MATERIAL PROVIDED start
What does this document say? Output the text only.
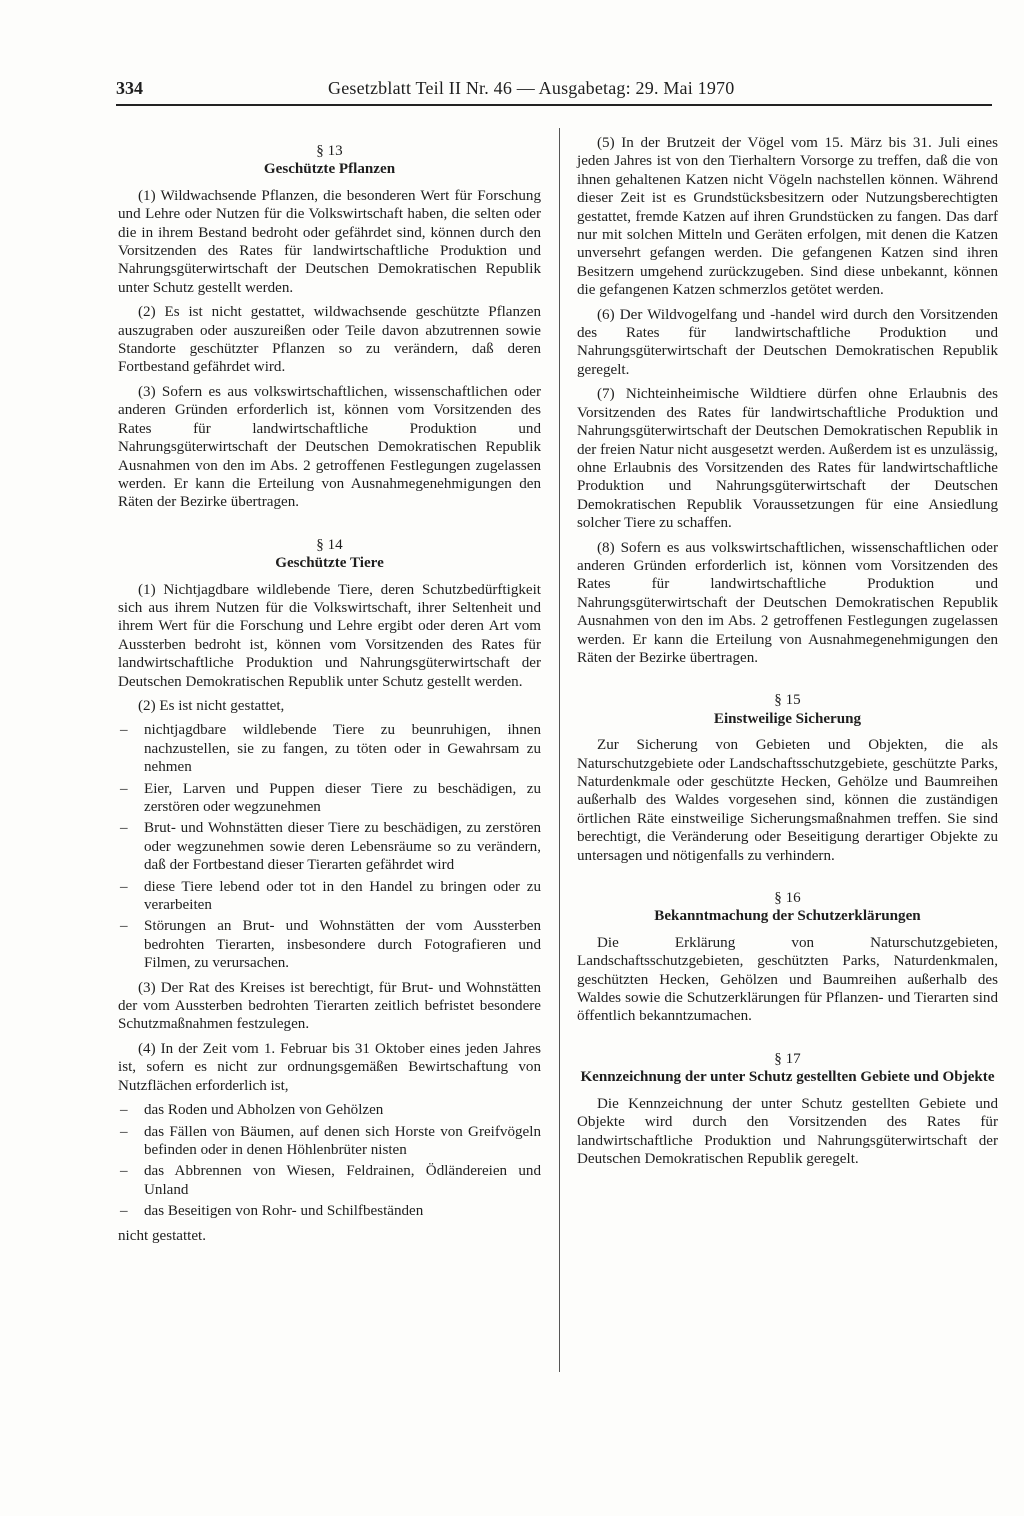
334	Gesetzblatt Teil II Nr. 46 — Ausgabetag: 29. Mai 1970
§ 13
Geschützte Pflanzen

(1) Wildwachsende Pflanzen, die besonderen Wert für Forschung und Lehre oder Nutzen für die Volkswirtschaft haben, die selten oder die in ihrem Bestand bedroht oder gefährdet sind, können durch den Vorsitzenden des Rates für landwirtschaftliche Produktion und Nahrungsgüterwirtschaft der Deutschen Demokratischen Republik unter Schutz gestellt werden.

(2) Es ist nicht gestattet, wildwachsende geschützte Pflanzen auszugraben oder auszureißen oder Teile davon abzutrennen sowie Standorte geschützter Pflanzen so zu verändern, daß deren Fortbestand gefährdet wird.

(3) Sofern es aus volkswirtschaftlichen, wissenschaftlichen oder anderen Gründen erforderlich ist, können vom Vorsitzenden des Rates für landwirtschaftliche Produktion und Nahrungsgüterwirtschaft der Deutschen Demokratischen Republik Ausnahmen von den im Abs. 2 getroffenen Festlegungen zugelassen werden. Er kann die Erteilung von Ausnahmegenehmigungen den Räten der Bezirke übertragen.

§ 14
Geschützte Tiere

(1) Nichtjagdbare wildlebende Tiere, deren Schutzbedürftigkeit sich aus ihrem Nutzen für die Volkswirtschaft, ihrer Seltenheit und ihrem Wert für die Forschung und Lehre ergibt oder deren Art vom Aussterben bedroht ist, können vom Vorsitzenden des Rates für landwirtschaftliche Produktion und Nahrungsgüterwirtschaft der Deutschen Demokratischen Republik unter Schutz gestellt werden.

(2) Es ist nicht gestattet,

– nichtjagdbare wildlebende Tiere zu beunruhigen, ihnen nachzustellen, sie zu fangen, zu töten oder in Gewahrsam zu nehmen
– Eier, Larven und Puppen dieser Tiere zu beschädigen, zu zerstören oder wegzunehmen
– Brut- und Wohnstätten dieser Tiere zu beschädigen, zu zerstören oder wegzunehmen sowie deren Lebensräume so zu verändern, daß der Fortbestand dieser Tierarten gefährdet wird
– diese Tiere lebend oder tot in den Handel zu bringen oder zu verarbeiten
– Störungen an Brut- und Wohnstätten der vom Aussterben bedrohten Tierarten, insbesondere durch Fotografieren und Filmen, zu verursachen.

(3) Der Rat des Kreises ist berechtigt, für Brut- und Wohnstätten der vom Aussterben bedrohten Tierarten zeitlich befristet besondere Schutzmaßnahmen festzulegen.

(4) In der Zeit vom 1. Februar bis 31 Oktober eines jeden Jahres ist, sofern es nicht zur ordnungsgemäßen Bewirtschaftung von Nutzflächen erforderlich ist,

– das Roden und Abholzen von Gehölzen
– das Fällen von Bäumen, auf denen sich Horste von Greifvögeln befinden oder in denen Höhlenbrüter nisten
– das Abbrennen von Wiesen, Feldrainen, Ödländereien und Unland
– das Beseitigen von Rohr- und Schilfbeständen

nicht gestattet.

(5) In der Brutzeit der Vögel vom 15. März bis 31. Juli eines jeden Jahres ist von den Tierhaltern Vorsorge zu treffen, daß die von ihnen gehaltenen Katzen nicht Vögeln nachstellen können. Während dieser Zeit ist es Grundstücksbesitzern oder Nutzungsberechtigten gestattet, fremde Katzen auf ihren Grundstücken zu fangen. Das darf nur mit solchen Mitteln und Geräten erfolgen, mit denen die Katzen unversehrt gefangen werden. Die gefangenen Katzen sind ihren Besitzern umgehend zurückzugeben. Sind diese unbekannt, können die gefangenen Katzen schmerzlos getötet werden.

(6) Der Wildvogelfang und -handel wird durch den Vorsitzenden des Rates für landwirtschaftliche Produktion und Nahrungsgüterwirtschaft der Deutschen Demokratischen Republik geregelt.

(7) Nichteinheimische Wildtiere dürfen ohne Erlaubnis des Vorsitzenden des Rates für landwirtschaftliche Produktion und Nahrungsgüterwirtschaft der Deutschen Demokratischen Republik in der freien Natur nicht ausgesetzt werden. Außerdem ist es unzulässig, ohne Erlaubnis des Vorsitzenden des Rates für landwirtschaftliche Produktion und Nahrungsgüterwirtschaft der Deutschen Demokratischen Republik Voraussetzungen für eine Ansiedlung solcher Tiere zu schaffen.

(8) Sofern es aus volkswirtschaftlichen, wissenschaftlichen oder anderen Gründen erforderlich ist, können vom Vorsitzenden des Rates für landwirtschaftliche Produktion und Nahrungsgüterwirtschaft der Deutschen Demokratischen Republik Ausnahmen von den im Abs. 2 getroffenen Festlegungen zugelassen werden. Er kann die Erteilung von Ausnahmegenehmigungen den Räten der Bezirke übertragen.

§ 15
Einstweilige Sicherung

Zur Sicherung von Gebieten und Objekten, die als Naturschutzgebiete oder Landschaftsschutzgebiete, geschützte Parks, Naturdenkmale oder geschützte Hecken, Gehölze und Baumreihen außerhalb des Waldes vorgesehen sind, können die zuständigen örtlichen Räte einstweilige Sicherungsmaßnahmen treffen. Sie sind berechtigt, die Veränderung oder Beseitigung derartiger Objekte zu untersagen und nötigenfalls zu verhindern.

§ 16
Bekanntmachung der Schutzerklärungen

Die Erklärung von Naturschutzgebieten, Landschaftsschutzgebieten, geschützten Parks, Naturdenkmalen, geschützten Hecken, Gehölzen und Baumreihen außerhalb des Waldes sowie die Schutzerklärungen für Pflanzen- und Tierarten sind öffentlich bekanntzumachen.

§ 17
Kennzeichnung der unter Schutz gestellten Gebiete und Objekte

Die Kennzeichnung der unter Schutz gestellten Gebiete und Objekte wird durch den Vorsitzenden des Rates für landwirtschaftliche Produktion und Nahrungsgüterwirtschaft der Deutschen Demokratischen Republik geregelt.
MATERIAL PROVIDED end
WHAT THIS TASK INVOLVES =
Return each line of the data, keeping its wording exact and omitting pictures.

TASK OUTPUT =
What does this document say? Output the text only.
334	Gesetzblatt Teil II Nr. 46 — Ausgabetag: 29. Mai 1970
§ 13
Geschützte Pflanzen

(1) Wildwachsende Pflanzen, die besonderen Wert für Forschung und Lehre oder Nutzen für die Volkswirtschaft haben, die selten oder die in ihrem Bestand bedroht oder gefährdet sind, können durch den Vorsitzenden des Rates für landwirtschaftliche Produktion und Nahrungsgüterwirtschaft der Deutschen Demokratischen Republik unter Schutz gestellt werden.

(2) Es ist nicht gestattet, wildwachsende geschützte Pflanzen auszugraben oder auszureißen oder Teile davon abzutrennen sowie Standorte geschützter Pflanzen so zu verändern, daß deren Fortbestand gefährdet wird.

(3) Sofern es aus volkswirtschaftlichen, wissenschaftlichen oder anderen Gründen erforderlich ist, können vom Vorsitzenden des Rates für landwirtschaftliche Produktion und Nahrungsgüterwirtschaft der Deutschen Demokratischen Republik Ausnahmen von den im Abs. 2 getroffenen Festlegungen zugelassen werden. Er kann die Erteilung von Ausnahmegenehmigungen den Räten der Bezirke übertragen.

§ 14
Geschützte Tiere

(1) Nichtjagdbare wildlebende Tiere, deren Schutzbedürftigkeit sich aus ihrem Nutzen für die Volkswirtschaft, ihrer Seltenheit und ihrem Wert für die Forschung und Lehre ergibt oder deren Art vom Aussterben bedroht ist, können vom Vorsitzenden des Rates für landwirtschaftliche Produktion und Nahrungsgüterwirtschaft der Deutschen Demokratischen Republik unter Schutz gestellt werden.

(2) Es ist nicht gestattet,

– nichtjagdbare wildlebende Tiere zu beunruhigen, ihnen nachzustellen, sie zu fangen, zu töten oder in Gewahrsam zu nehmen
– Eier, Larven und Puppen dieser Tiere zu beschädigen, zu zerstören oder wegzunehmen
– Brut- und Wohnstätten dieser Tiere zu beschädigen, zu zerstören oder wegzunehmen sowie deren Lebensräume so zu verändern, daß der Fortbestand dieser Tierarten gefährdet wird
– diese Tiere lebend oder tot in den Handel zu bringen oder zu verarbeiten
– Störungen an Brut- und Wohnstätten der vom Aussterben bedrohten Tierarten, insbesondere durch Fotografieren und Filmen, zu verursachen.

(3) Der Rat des Kreises ist berechtigt, für Brut- und Wohnstätten der vom Aussterben bedrohten Tierarten zeitlich befristet besondere Schutzmaßnahmen festzulegen.

(4) In der Zeit vom 1. Februar bis 31 Oktober eines jeden Jahres ist, sofern es nicht zur ordnungsgemäßen Bewirtschaftung von Nutzflächen erforderlich ist,

– das Roden und Abholzen von Gehölzen
– das Fällen von Bäumen, auf denen sich Horste von Greifvögeln befinden oder in denen Höhlenbrüter nisten
– das Abbrennen von Wiesen, Feldrainen, Ödländereien und Unland
– das Beseitigen von Rohr- und Schilfbeständen

nicht gestattet.

(5) In der Brutzeit der Vögel vom 15. März bis 31. Juli eines jeden Jahres ist von den Tierhaltern Vorsorge zu treffen, daß die von ihnen gehaltenen Katzen nicht Vögeln nachstellen können. Während dieser Zeit ist es Grundstücksbesitzern oder Nutzungsberechtigten gestattet, fremde Katzen auf ihren Grundstücken zu fangen. Das darf nur mit solchen Mitteln und Geräten erfolgen, mit denen die Katzen unversehrt gefangen werden. Die gefangenen Katzen sind ihren Besitzern umgehend zurückzugeben. Sind diese unbekannt, können die gefangenen Katzen schmerzlos getötet werden.

(6) Der Wildvogelfang und -handel wird durch den Vorsitzenden des Rates für landwirtschaftliche Produktion und Nahrungsgüterwirtschaft der Deutschen Demokratischen Republik geregelt.

(7) Nichteinheimische Wildtiere dürfen ohne Erlaubnis des Vorsitzenden des Rates für landwirtschaftliche Produktion und Nahrungsgüterwirtschaft der Deutschen Demokratischen Republik in der freien Natur nicht ausgesetzt werden. Außerdem ist es unzulässig, ohne Erlaubnis des Vorsitzenden des Rates für landwirtschaftliche Produktion und Nahrungsgüterwirtschaft der Deutschen Demokratischen Republik Voraussetzungen für eine Ansiedlung solcher Tiere zu schaffen.

(8) Sofern es aus volkswirtschaftlichen, wissenschaftlichen oder anderen Gründen erforderlich ist, können vom Vorsitzenden des Rates für landwirtschaftliche Produktion und Nahrungsgüterwirtschaft der Deutschen Demokratischen Republik Ausnahmen von den im Abs. 2 getroffenen Festlegungen zugelassen werden. Er kann die Erteilung von Ausnahmegenehmigungen den Räten der Bezirke übertragen.

§ 15
Einstweilige Sicherung

Zur Sicherung von Gebieten und Objekten, die als Naturschutzgebiete oder Landschaftsschutzgebiete, geschützte Parks, Naturdenkmale oder geschützte Hecken, Gehölze und Baumreihen außerhalb des Waldes vorgesehen sind, können die zuständigen örtlichen Räte einstweilige Sicherungsmaßnahmen treffen. Sie sind berechtigt, die Veränderung oder Beseitigung derartiger Objekte zu untersagen und nötigenfalls zu verhindern.

§ 16
Bekanntmachung der Schutzerklärungen

Die Erklärung von Naturschutzgebieten, Landschaftsschutzgebieten, geschützten Parks, Naturdenkmalen, geschützten Hecken, Gehölzen und Baumreihen außerhalb des Waldes sowie die Schutzerklärungen für Pflanzen- und Tierarten sind öffentlich bekanntzumachen.

§ 17
Kennzeichnung der unter Schutz gestellten Gebiete und Objekte

Die Kennzeichnung der unter Schutz gestellten Gebiete und Objekte wird durch den Vorsitzenden des Rates für landwirtschaftliche Produktion und Nahrungsgüterwirtschaft der Deutschen Demokratischen Republik geregelt.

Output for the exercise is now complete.